Figure data in JSON:
********
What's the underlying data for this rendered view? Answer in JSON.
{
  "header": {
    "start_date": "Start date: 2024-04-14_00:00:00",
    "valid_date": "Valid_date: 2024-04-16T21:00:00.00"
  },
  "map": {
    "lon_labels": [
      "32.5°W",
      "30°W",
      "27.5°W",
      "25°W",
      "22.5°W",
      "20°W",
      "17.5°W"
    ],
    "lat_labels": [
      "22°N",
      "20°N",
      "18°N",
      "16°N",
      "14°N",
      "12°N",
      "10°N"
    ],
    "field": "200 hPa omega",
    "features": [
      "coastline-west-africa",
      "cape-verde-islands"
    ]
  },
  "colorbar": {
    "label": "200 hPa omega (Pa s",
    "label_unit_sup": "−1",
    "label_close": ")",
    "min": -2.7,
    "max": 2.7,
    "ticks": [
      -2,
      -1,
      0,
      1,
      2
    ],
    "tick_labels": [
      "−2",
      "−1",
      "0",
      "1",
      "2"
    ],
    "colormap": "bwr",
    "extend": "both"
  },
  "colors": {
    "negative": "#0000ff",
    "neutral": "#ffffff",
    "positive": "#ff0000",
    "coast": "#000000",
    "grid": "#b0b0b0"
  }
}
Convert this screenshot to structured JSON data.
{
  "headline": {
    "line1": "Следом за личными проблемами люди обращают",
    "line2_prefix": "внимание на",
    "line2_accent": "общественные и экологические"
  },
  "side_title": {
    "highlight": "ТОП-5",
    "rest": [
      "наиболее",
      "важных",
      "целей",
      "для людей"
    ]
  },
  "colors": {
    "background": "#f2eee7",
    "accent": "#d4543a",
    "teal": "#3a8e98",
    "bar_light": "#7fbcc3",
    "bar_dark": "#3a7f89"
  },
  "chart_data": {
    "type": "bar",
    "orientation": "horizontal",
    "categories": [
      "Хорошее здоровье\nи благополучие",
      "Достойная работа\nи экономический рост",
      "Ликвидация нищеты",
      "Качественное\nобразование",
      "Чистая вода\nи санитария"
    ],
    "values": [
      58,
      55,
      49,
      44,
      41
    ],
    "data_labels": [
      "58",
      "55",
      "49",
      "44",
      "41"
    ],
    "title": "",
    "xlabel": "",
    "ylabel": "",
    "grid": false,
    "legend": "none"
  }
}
********
**Stated task:** Quote each line of the listing above exactly.

**The solution:**
What's the underlying data for this rendered view? Answer in JSON.
{
  "header": {
    "start_date": "Start date: 2024-04-14_00:00:00",
    "valid_date": "Valid_date: 2024-04-16T21:00:00.00"
  },
  "map": {
    "lon_labels": [
      "32.5°W",
      "30°W",
      "27.5°W",
      "25°W",
      "22.5°W",
      "20°W",
      "17.5°W"
    ],
    "lat_labels": [
      "22°N",
      "20°N",
      "18°N",
      "16°N",
      "14°N",
      "12°N",
      "10°N"
    ],
    "field": "200 hPa omega",
    "features": [
      "coastline-west-africa",
      "cape-verde-islands"
    ]
  },
  "colorbar": {
    "label": "200 hPa omega (Pa s",
    "label_unit_sup": "−1",
    "label_close": ")",
    "min": -2.7,
    "max": 2.7,
    "ticks": [
      -2,
      -1,
      0,
      1,
      2
    ],
    "tick_labels": [
      "−2",
      "−1",
      "0",
      "1",
      "2"
    ],
    "colormap": "bwr",
    "extend": "both"
  },
  "colors": {
    "negative": "#0000ff",
    "neutral": "#ffffff",
    "positive": "#ff0000",
    "coast": "#000000",
    "grid": "#b0b0b0"
  }
}
Convert this screenshot to structured JSON data.
{
  "headline": {
    "line1": "Следом за личными проблемами люди обращают",
    "line2_prefix": "внимание на",
    "line2_accent": "общественные и экологические"
  },
  "side_title": {
    "highlight": "ТОП-5",
    "rest": [
      "наиболее",
      "важных",
      "целей",
      "для людей"
    ]
  },
  "colors": {
    "background": "#f2eee7",
    "accent": "#d4543a",
    "teal": "#3a8e98",
    "bar_light": "#7fbcc3",
    "bar_dark": "#3a7f89"
  },
  "chart_data": {
    "type": "bar",
    "orientation": "horizontal",
    "categories": [
      "Хорошее здоровье\nи благополучие",
      "Достойная работа\nи экономический рост",
      "Ликвидация нищеты",
      "Качественное\nобразование",
      "Чистая вода\nи санитария"
    ],
    "values": [
      58,
      55,
      49,
      44,
      41
    ],
    "data_labels": [
      "58",
      "55",
      "49",
      "44",
      "41"
    ],
    "title": "",
    "xlabel": "",
    "ylabel": "",
    "grid": false,
    "legend": "none"
  }
}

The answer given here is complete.